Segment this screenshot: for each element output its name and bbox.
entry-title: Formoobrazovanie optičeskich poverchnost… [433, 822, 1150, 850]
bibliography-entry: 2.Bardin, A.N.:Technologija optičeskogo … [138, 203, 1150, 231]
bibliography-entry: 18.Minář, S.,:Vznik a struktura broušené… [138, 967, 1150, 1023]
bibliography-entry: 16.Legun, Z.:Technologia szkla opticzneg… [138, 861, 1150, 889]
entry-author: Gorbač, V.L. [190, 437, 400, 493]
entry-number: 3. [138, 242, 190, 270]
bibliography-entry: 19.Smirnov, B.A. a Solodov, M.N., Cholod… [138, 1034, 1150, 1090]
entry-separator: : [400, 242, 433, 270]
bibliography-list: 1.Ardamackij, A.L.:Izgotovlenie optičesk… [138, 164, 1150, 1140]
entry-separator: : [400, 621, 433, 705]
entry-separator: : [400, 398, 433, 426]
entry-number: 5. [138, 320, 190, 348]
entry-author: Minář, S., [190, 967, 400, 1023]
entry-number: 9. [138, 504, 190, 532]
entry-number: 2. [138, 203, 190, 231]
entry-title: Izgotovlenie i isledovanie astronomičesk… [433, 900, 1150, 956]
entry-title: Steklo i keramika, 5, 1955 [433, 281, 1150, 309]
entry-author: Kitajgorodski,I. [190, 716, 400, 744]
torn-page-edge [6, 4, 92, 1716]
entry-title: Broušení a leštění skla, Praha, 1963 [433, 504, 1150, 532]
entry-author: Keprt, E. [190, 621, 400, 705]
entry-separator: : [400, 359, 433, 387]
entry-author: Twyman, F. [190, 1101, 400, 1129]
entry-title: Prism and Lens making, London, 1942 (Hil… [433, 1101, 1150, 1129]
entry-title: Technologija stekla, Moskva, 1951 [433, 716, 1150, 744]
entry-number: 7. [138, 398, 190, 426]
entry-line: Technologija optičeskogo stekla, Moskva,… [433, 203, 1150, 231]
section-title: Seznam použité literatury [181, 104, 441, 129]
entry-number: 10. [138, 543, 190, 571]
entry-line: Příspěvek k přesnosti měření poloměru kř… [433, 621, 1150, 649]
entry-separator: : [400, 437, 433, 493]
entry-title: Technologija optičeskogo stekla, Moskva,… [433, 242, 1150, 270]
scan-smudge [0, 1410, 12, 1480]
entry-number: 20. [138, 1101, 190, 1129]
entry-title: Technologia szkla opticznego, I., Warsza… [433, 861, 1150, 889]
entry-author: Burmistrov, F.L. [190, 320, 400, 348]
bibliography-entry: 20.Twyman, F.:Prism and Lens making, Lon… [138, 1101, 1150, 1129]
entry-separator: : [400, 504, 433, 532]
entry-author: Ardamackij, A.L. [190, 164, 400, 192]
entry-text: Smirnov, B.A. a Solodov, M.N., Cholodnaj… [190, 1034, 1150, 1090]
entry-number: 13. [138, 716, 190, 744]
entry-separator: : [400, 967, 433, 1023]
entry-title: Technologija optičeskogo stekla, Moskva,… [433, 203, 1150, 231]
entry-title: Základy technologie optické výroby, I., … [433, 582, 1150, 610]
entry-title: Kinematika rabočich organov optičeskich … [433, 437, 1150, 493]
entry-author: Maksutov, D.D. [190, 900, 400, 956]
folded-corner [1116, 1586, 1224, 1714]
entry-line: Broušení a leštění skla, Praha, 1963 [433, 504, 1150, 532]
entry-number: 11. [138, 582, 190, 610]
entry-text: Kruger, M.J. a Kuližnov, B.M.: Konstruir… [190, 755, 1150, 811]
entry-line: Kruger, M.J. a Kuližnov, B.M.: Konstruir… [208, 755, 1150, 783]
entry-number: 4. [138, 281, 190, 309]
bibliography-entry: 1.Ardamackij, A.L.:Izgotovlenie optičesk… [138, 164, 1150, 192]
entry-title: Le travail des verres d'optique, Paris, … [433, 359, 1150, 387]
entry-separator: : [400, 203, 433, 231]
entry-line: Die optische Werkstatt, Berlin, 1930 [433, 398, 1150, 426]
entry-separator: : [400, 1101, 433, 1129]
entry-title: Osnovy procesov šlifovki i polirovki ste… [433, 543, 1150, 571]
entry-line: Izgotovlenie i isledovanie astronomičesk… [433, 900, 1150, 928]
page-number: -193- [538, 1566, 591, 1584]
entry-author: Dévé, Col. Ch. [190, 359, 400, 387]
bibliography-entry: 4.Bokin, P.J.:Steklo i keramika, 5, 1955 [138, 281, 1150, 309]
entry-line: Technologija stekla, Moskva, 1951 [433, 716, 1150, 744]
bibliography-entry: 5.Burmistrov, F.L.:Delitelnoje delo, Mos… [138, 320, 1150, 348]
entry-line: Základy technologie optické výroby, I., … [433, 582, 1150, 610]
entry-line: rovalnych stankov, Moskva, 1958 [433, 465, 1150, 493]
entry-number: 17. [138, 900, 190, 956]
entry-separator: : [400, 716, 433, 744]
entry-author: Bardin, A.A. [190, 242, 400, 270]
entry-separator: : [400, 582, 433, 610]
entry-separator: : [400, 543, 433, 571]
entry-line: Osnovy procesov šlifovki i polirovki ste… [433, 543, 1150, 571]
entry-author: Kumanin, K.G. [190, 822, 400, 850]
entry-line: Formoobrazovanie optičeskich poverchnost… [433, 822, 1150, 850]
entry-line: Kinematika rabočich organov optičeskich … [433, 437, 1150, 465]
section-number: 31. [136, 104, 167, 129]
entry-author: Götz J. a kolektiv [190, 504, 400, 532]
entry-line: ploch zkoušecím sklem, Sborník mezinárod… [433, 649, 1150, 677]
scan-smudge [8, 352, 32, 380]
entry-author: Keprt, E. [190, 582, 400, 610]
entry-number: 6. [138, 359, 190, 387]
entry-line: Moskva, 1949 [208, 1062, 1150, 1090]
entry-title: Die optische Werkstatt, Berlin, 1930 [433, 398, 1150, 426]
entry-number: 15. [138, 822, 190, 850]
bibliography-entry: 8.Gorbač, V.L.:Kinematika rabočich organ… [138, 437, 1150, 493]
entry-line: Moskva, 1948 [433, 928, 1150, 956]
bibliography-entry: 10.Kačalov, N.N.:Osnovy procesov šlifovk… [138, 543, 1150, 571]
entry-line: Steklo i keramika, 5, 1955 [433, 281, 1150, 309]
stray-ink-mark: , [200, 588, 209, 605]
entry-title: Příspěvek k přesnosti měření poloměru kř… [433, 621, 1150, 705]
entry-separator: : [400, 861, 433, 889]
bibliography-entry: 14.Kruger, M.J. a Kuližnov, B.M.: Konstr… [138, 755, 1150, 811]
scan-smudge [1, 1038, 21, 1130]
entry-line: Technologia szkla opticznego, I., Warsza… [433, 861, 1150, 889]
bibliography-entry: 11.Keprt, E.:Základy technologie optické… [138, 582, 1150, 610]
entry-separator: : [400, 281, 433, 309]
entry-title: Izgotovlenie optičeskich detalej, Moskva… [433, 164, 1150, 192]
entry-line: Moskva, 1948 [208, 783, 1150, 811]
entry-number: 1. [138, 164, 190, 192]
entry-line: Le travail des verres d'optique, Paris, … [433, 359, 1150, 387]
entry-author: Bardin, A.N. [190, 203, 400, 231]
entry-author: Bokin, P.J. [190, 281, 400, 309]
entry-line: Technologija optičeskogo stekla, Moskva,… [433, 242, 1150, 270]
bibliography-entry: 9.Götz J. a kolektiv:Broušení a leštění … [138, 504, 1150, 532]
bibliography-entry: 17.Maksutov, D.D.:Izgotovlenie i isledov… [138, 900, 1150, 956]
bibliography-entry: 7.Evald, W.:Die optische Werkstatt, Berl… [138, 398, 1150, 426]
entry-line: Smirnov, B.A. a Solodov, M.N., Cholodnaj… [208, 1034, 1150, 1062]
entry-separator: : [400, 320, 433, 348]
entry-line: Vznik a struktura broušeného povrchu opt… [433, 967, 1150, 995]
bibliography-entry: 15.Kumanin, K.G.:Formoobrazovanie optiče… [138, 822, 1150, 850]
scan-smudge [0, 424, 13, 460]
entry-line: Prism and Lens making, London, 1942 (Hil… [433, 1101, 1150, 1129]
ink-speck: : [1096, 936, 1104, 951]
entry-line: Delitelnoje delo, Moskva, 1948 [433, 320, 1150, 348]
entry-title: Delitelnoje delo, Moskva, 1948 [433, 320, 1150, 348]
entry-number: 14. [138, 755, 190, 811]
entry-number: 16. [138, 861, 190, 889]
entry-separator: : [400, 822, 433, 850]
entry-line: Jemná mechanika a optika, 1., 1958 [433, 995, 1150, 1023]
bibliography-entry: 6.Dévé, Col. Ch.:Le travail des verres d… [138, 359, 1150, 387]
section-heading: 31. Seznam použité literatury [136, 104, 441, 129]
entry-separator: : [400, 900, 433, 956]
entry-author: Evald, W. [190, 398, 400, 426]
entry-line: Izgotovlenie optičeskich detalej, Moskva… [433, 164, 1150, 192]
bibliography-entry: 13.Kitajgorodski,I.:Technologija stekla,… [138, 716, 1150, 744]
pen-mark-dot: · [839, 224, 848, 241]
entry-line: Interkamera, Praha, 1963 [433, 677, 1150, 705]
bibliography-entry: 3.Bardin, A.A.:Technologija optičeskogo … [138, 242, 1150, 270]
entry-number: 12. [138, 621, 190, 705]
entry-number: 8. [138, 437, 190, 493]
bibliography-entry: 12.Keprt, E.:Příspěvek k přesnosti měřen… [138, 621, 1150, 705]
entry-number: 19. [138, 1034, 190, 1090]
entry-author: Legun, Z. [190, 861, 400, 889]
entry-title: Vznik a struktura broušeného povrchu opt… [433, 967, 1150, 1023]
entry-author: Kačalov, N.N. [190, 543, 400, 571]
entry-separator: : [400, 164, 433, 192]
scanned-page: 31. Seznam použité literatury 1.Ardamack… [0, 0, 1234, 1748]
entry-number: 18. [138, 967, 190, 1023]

------------------------------------------------

- _DIRECTIVE_: Write out the entries word for word, from the first line through the line containing "bibliography-list: 1.Ardamackij, A.L.:Izgotovlenie", with both of those lines included.

- _RESPONSE BELOW_:
Segment this screenshot: for each element output its name and bbox.
entry-title: Formoobrazovanie optičeskich poverchnost… [433, 822, 1150, 850]
bibliography-entry: 2.Bardin, A.N.:Technologija optičeskogo … [138, 203, 1150, 231]
bibliography-entry: 18.Minář, S.,:Vznik a struktura broušené… [138, 967, 1150, 1023]
bibliography-entry: 16.Legun, Z.:Technologia szkla opticzneg… [138, 861, 1150, 889]
entry-author: Gorbač, V.L. [190, 437, 400, 493]
entry-number: 3. [138, 242, 190, 270]
bibliography-entry: 19.Smirnov, B.A. a Solodov, M.N., Cholod… [138, 1034, 1150, 1090]
entry-separator: : [400, 242, 433, 270]
bibliography-list: 1.Ardamackij, A.L.:Izgotovlenie optičesk… [138, 164, 1150, 1140]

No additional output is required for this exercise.